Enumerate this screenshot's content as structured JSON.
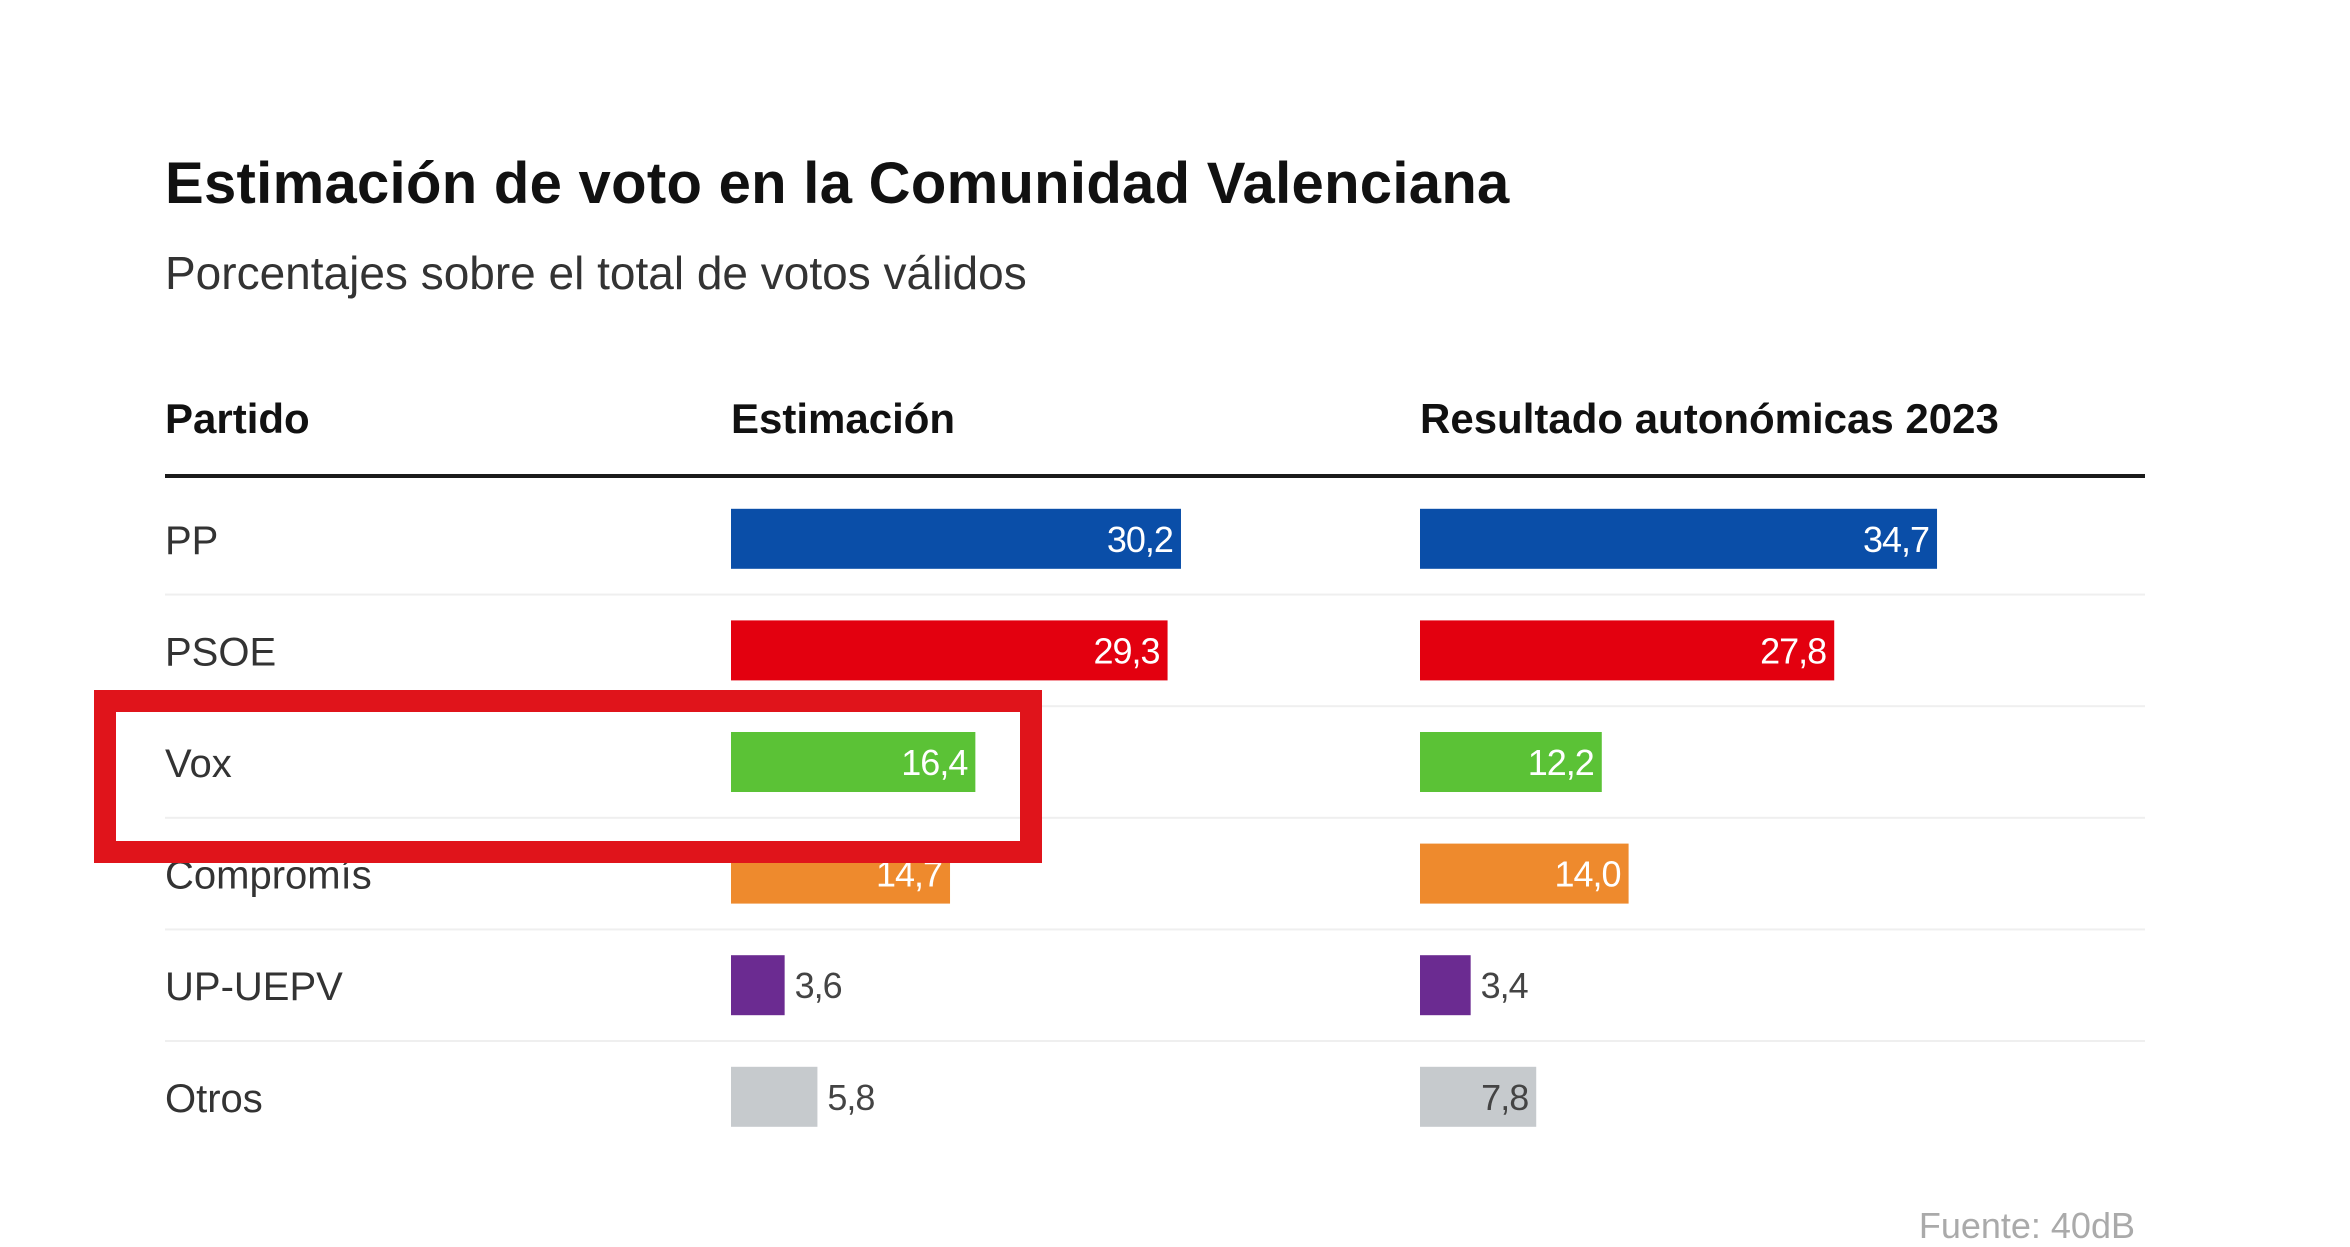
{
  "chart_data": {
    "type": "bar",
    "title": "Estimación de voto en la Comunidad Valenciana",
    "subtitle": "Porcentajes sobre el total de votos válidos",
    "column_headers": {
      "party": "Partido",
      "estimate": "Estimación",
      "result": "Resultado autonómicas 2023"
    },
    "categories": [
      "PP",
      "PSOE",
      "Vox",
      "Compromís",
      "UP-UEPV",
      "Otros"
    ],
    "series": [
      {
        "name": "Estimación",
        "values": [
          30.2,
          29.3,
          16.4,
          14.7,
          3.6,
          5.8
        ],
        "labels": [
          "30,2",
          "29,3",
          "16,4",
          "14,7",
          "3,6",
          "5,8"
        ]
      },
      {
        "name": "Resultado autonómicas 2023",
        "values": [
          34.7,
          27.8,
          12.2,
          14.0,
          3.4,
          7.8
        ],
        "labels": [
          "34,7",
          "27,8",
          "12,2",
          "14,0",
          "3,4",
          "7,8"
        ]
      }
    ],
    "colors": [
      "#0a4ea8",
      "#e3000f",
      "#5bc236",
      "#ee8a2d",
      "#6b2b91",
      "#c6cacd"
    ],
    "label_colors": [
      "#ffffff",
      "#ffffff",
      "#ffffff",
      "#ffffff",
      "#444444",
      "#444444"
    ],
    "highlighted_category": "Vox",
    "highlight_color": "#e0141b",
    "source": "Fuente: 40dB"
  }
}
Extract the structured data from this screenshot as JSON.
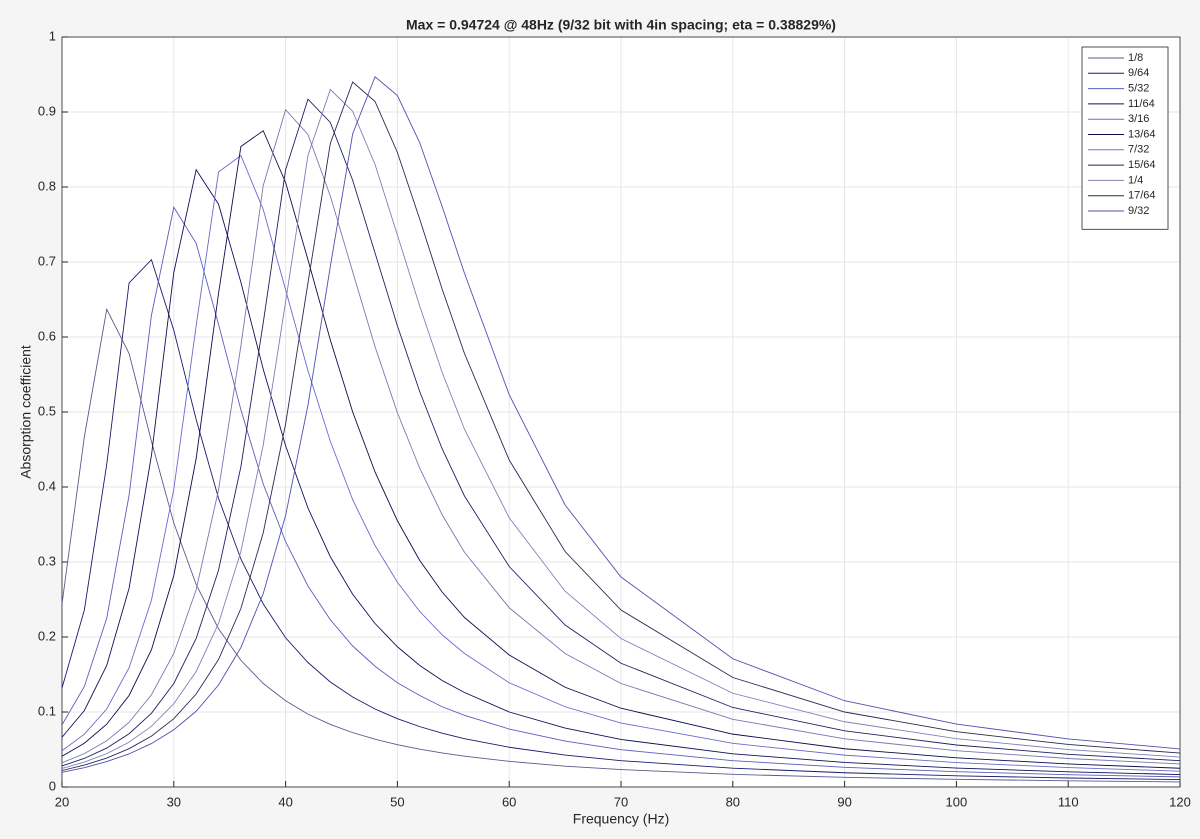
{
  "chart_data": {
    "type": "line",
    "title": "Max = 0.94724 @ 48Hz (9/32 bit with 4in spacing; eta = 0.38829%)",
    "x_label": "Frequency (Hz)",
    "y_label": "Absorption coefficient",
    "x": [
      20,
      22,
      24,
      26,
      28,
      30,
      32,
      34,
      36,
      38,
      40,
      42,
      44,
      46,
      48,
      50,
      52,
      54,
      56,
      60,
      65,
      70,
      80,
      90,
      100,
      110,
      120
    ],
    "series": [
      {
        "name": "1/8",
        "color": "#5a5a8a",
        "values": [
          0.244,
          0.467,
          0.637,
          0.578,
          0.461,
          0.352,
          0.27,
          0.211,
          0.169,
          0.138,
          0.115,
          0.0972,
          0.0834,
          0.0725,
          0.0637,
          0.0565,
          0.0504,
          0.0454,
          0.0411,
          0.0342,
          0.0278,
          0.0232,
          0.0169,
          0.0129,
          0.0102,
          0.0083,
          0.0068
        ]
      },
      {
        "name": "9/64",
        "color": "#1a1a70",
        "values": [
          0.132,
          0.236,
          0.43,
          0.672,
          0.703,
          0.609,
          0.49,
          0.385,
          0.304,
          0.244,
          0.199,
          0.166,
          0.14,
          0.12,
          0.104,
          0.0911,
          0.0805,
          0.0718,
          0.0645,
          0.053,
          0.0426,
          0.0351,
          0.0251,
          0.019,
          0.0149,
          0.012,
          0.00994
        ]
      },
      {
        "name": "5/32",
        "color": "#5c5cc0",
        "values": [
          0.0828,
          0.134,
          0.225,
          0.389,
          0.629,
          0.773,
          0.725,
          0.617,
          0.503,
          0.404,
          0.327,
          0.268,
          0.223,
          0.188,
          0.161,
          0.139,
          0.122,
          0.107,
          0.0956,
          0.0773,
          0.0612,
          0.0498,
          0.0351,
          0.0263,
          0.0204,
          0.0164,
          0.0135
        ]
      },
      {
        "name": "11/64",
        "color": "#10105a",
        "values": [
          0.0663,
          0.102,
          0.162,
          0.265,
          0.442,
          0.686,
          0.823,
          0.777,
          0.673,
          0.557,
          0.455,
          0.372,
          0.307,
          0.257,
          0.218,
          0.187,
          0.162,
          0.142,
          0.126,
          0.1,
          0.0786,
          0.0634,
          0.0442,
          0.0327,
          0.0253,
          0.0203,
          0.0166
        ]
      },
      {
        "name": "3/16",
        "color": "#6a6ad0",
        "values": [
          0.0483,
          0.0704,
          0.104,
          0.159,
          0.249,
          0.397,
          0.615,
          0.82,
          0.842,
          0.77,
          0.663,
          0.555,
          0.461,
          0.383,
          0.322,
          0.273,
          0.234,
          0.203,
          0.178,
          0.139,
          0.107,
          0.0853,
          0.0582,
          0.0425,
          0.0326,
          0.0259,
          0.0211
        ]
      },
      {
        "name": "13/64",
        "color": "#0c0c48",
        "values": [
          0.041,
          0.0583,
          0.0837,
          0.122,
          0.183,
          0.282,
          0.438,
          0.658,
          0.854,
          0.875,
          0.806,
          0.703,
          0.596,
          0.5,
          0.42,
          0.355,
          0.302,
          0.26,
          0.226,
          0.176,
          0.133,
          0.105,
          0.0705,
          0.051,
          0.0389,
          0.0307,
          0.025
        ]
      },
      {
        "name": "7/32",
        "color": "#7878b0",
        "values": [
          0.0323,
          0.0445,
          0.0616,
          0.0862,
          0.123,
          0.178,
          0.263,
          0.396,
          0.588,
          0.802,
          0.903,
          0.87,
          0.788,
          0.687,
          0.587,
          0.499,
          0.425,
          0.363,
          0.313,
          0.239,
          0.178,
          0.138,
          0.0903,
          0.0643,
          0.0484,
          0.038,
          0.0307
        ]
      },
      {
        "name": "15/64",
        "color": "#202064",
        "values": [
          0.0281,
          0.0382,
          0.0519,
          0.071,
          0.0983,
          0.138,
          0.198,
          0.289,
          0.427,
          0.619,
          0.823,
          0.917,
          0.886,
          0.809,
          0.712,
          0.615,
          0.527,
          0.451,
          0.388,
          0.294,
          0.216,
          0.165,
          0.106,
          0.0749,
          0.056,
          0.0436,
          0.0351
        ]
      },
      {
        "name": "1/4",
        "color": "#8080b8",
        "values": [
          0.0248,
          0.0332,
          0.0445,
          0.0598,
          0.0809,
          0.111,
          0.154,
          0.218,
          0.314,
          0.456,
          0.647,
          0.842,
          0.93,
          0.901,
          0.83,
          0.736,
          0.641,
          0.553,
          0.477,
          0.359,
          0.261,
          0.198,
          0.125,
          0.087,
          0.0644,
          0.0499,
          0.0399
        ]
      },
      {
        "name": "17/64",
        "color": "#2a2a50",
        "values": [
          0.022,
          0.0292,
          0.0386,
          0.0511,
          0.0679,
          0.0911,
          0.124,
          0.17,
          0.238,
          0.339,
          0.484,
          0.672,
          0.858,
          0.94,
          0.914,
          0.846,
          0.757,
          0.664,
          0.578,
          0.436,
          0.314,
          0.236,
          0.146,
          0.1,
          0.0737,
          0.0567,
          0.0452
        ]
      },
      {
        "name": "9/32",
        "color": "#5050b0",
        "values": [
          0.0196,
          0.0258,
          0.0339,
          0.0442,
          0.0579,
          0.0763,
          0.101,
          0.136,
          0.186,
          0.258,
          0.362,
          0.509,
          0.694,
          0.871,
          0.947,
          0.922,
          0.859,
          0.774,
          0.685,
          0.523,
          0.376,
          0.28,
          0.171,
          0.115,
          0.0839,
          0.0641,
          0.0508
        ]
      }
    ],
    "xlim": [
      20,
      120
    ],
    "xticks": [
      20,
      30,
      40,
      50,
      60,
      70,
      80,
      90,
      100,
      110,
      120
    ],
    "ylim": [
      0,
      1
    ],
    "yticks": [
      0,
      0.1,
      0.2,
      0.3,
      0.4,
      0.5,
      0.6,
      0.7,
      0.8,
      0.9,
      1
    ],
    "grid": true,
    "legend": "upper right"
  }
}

=====

▶ [What to do] Output an exact copy of the material, with the pictures removed.

▶ [Exercise solution]
Enumerate this screenshot's content as structured JSON.
{
  "chart_data": {
    "type": "bar",
    "title": "Estimación de voto en la Comunidad Valenciana",
    "subtitle": "Porcentajes sobre el total de votos válidos",
    "column_headers": {
      "party": "Partido",
      "estimate": "Estimación",
      "result": "Resultado autonómicas 2023"
    },
    "categories": [
      "PP",
      "PSOE",
      "Vox",
      "Compromís",
      "UP-UEPV",
      "Otros"
    ],
    "series": [
      {
        "name": "Estimación",
        "values": [
          30.2,
          29.3,
          16.4,
          14.7,
          3.6,
          5.8
        ],
        "labels": [
          "30,2",
          "29,3",
          "16,4",
          "14,7",
          "3,6",
          "5,8"
        ]
      },
      {
        "name": "Resultado autonómicas 2023",
        "values": [
          34.7,
          27.8,
          12.2,
          14.0,
          3.4,
          7.8
        ],
        "labels": [
          "34,7",
          "27,8",
          "12,2",
          "14,0",
          "3,4",
          "7,8"
        ]
      }
    ],
    "colors": [
      "#0a4ea8",
      "#e3000f",
      "#5bc236",
      "#ee8a2d",
      "#6b2b91",
      "#c6cacd"
    ],
    "label_colors": [
      "#ffffff",
      "#ffffff",
      "#ffffff",
      "#ffffff",
      "#444444",
      "#444444"
    ],
    "highlighted_category": "Vox",
    "highlight_color": "#e0141b",
    "source": "Fuente: 40dB"
  }
}
Extract the structured data from this screenshot as JSON.
{
  "chart_data": {
    "type": "line",
    "title": "Max = 0.94724 @ 48Hz (9/32 bit with 4in spacing; eta = 0.38829%)",
    "x_label": "Frequency (Hz)",
    "y_label": "Absorption coefficient",
    "x": [
      20,
      22,
      24,
      26,
      28,
      30,
      32,
      34,
      36,
      38,
      40,
      42,
      44,
      46,
      48,
      50,
      52,
      54,
      56,
      60,
      65,
      70,
      80,
      90,
      100,
      110,
      120
    ],
    "series": [
      {
        "name": "1/8",
        "color": "#5a5a8a",
        "values": [
          0.244,
          0.467,
          0.637,
          0.578,
          0.461,
          0.352,
          0.27,
          0.211,
          0.169,
          0.138,
          0.115,
          0.0972,
          0.0834,
          0.0725,
          0.0637,
          0.0565,
          0.0504,
          0.0454,
          0.0411,
          0.0342,
          0.0278,
          0.0232,
          0.0169,
          0.0129,
          0.0102,
          0.0083,
          0.0068
        ]
      },
      {
        "name": "9/64",
        "color": "#1a1a70",
        "values": [
          0.132,
          0.236,
          0.43,
          0.672,
          0.703,
          0.609,
          0.49,
          0.385,
          0.304,
          0.244,
          0.199,
          0.166,
          0.14,
          0.12,
          0.104,
          0.0911,
          0.0805,
          0.0718,
          0.0645,
          0.053,
          0.0426,
          0.0351,
          0.0251,
          0.019,
          0.0149,
          0.012,
          0.00994
        ]
      },
      {
        "name": "5/32",
        "color": "#5c5cc0",
        "values": [
          0.0828,
          0.134,
          0.225,
          0.389,
          0.629,
          0.773,
          0.725,
          0.617,
          0.503,
          0.404,
          0.327,
          0.268,
          0.223,
          0.188,
          0.161,
          0.139,
          0.122,
          0.107,
          0.0956,
          0.0773,
          0.0612,
          0.0498,
          0.0351,
          0.0263,
          0.0204,
          0.0164,
          0.0135
        ]
      },
      {
        "name": "11/64",
        "color": "#10105a",
        "values": [
          0.0663,
          0.102,
          0.162,
          0.265,
          0.442,
          0.686,
          0.823,
          0.777,
          0.673,
          0.557,
          0.455,
          0.372,
          0.307,
          0.257,
          0.218,
          0.187,
          0.162,
          0.142,
          0.126,
          0.1,
          0.0786,
          0.0634,
          0.0442,
          0.0327,
          0.0253,
          0.0203,
          0.0166
        ]
      },
      {
        "name": "3/16",
        "color": "#6a6ad0",
        "values": [
          0.0483,
          0.0704,
          0.104,
          0.159,
          0.249,
          0.397,
          0.615,
          0.82,
          0.842,
          0.77,
          0.663,
          0.555,
          0.461,
          0.383,
          0.322,
          0.273,
          0.234,
          0.203,
          0.178,
          0.139,
          0.107,
          0.0853,
          0.0582,
          0.0425,
          0.0326,
          0.0259,
          0.0211
        ]
      },
      {
        "name": "13/64",
        "color": "#0c0c48",
        "values": [
          0.041,
          0.0583,
          0.0837,
          0.122,
          0.183,
          0.282,
          0.438,
          0.658,
          0.854,
          0.875,
          0.806,
          0.703,
          0.596,
          0.5,
          0.42,
          0.355,
          0.302,
          0.26,
          0.226,
          0.176,
          0.133,
          0.105,
          0.0705,
          0.051,
          0.0389,
          0.0307,
          0.025
        ]
      },
      {
        "name": "7/32",
        "color": "#7878b0",
        "values": [
          0.0323,
          0.0445,
          0.0616,
          0.0862,
          0.123,
          0.178,
          0.263,
          0.396,
          0.588,
          0.802,
          0.903,
          0.87,
          0.788,
          0.687,
          0.587,
          0.499,
          0.425,
          0.363,
          0.313,
          0.239,
          0.178,
          0.138,
          0.0903,
          0.0643,
          0.0484,
          0.038,
          0.0307
        ]
      },
      {
        "name": "15/64",
        "color": "#202064",
        "values": [
          0.0281,
          0.0382,
          0.0519,
          0.071,
          0.0983,
          0.138,
          0.198,
          0.289,
          0.427,
          0.619,
          0.823,
          0.917,
          0.886,
          0.809,
          0.712,
          0.615,
          0.527,
          0.451,
          0.388,
          0.294,
          0.216,
          0.165,
          0.106,
          0.0749,
          0.056,
          0.0436,
          0.0351
        ]
      },
      {
        "name": "1/4",
        "color": "#8080b8",
        "values": [
          0.0248,
          0.0332,
          0.0445,
          0.0598,
          0.0809,
          0.111,
          0.154,
          0.218,
          0.314,
          0.456,
          0.647,
          0.842,
          0.93,
          0.901,
          0.83,
          0.736,
          0.641,
          0.553,
          0.477,
          0.359,
          0.261,
          0.198,
          0.125,
          0.087,
          0.0644,
          0.0499,
          0.0399
        ]
      },
      {
        "name": "17/64",
        "color": "#2a2a50",
        "values": [
          0.022,
          0.0292,
          0.0386,
          0.0511,
          0.0679,
          0.0911,
          0.124,
          0.17,
          0.238,
          0.339,
          0.484,
          0.672,
          0.858,
          0.94,
          0.914,
          0.846,
          0.757,
          0.664,
          0.578,
          0.436,
          0.314,
          0.236,
          0.146,
          0.1,
          0.0737,
          0.0567,
          0.0452
        ]
      },
      {
        "name": "9/32",
        "color": "#5050b0",
        "values": [
          0.0196,
          0.0258,
          0.0339,
          0.0442,
          0.0579,
          0.0763,
          0.101,
          0.136,
          0.186,
          0.258,
          0.362,
          0.509,
          0.694,
          0.871,
          0.947,
          0.922,
          0.859,
          0.774,
          0.685,
          0.523,
          0.376,
          0.28,
          0.171,
          0.115,
          0.0839,
          0.0641,
          0.0508
        ]
      }
    ],
    "xlim": [
      20,
      120
    ],
    "xticks": [
      20,
      30,
      40,
      50,
      60,
      70,
      80,
      90,
      100,
      110,
      120
    ],
    "ylim": [
      0,
      1
    ],
    "yticks": [
      0,
      0.1,
      0.2,
      0.3,
      0.4,
      0.5,
      0.6,
      0.7,
      0.8,
      0.9,
      1
    ],
    "grid": true,
    "legend": "upper right"
  }
}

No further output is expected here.